• [Exercise set]:
**a)** In the profile of Susan Gillingham, swap "Exeter" for "Durham" and write out the stretch from "- Other names: Susan" through "A reassessment (1987)".
**b)** According to the profile of Susan Gillingham, what degree did she earn from the University of Exeter, and in what year?

• [Excerpted text]:
^^^^^^^^
- Born: 1951 (age 74–75)
- Other names: Susan E. Gillingham; S. E. Gillingham;
- Citizenship: United Kingdom
- Awards: Oxford DD (2015)

Academic background
- Alma mater: St John's College, Nottingham; University of Nottingham; University of Exeter; Keble College, Oxford;
- Thesis: Personal piety in the study of the psalms: A reassessment (1987)

Academic work
- Discipline: Theology
- Sub-discipline: Hebrew Bible; Psalms; Jewish history;
- Institutions: Worcester College, Oxford; Faculty of Theology and Religion, University of Oxford;

= Susan Gillingham =

British academic, theologian, and Anglican deacon (born 1951)

Susan E. Gillingham (born 1951) is a British theologian, academic, and Anglican deacon. She specialises in the Hebrew Bible, the Psalms, and Jewish history from the Israelites to the Second Temple. She has been Fellow and Tutor in theology at Worcester College, Oxford since 1995, and was Professor of the Hebrew Bible at the University of Oxford from 2014 to 2019. She is the first British woman to have been awarded a Doctor of Divinity (DD) degree by the University of Oxford.

==Early life and education==
Gillingham was born in 1951. She studied theology at St John's College, Nottingham, an Anglican theological college, where she was its first female student. The college's degree are validated by the University of Nottingham, and so she graduated with a Bachelor of Theology (BTh) degree from Nottingham in 1973. She undertook postgraduate study at the University of Exeter and graduated with a Master of Arts (MA) degree in 1980. She then undertook postgraduate research at Keble College, Oxford, and graduated from the University of Oxford with a Doctor of Philosophy (DPhil) degree in 1987. Her doctoral thesis was titled "Personal piety in the study of the psalms: A reassessment".

==Academic career==
Gillingham specialises in the Hebrew Bible, the Book of Psalms, and Jewish history from the Israelites to the Second Temple. She has written a number of books about the Psalms and also two books about biblical studies.
^^^^^^^^
• [Dataset section]:
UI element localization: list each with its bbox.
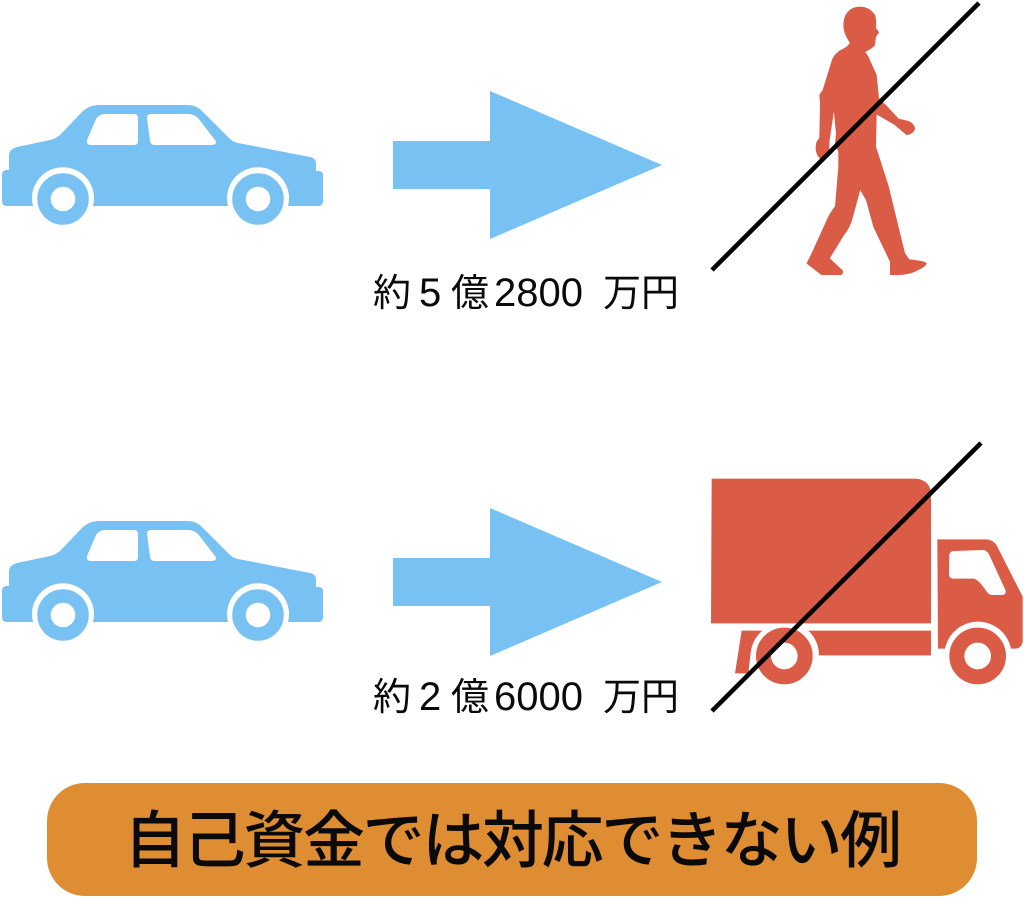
^^^^^^^^
• [Answers below]:
**a)**
- Other names: Susan E. Gillingham; S. E. Gillingham;
- Citizenship: United Kingdom
- Awards: Oxford DD (2015)

Academic background
- Alma mater: St John's College, Nottingham; University of Nottingham; University of Durham; Keble College, Oxford;
- Thesis: Personal piety in the study of the psalms: A reassessment (1987)

**b)** A Master of Arts (MA) degree, in 1980.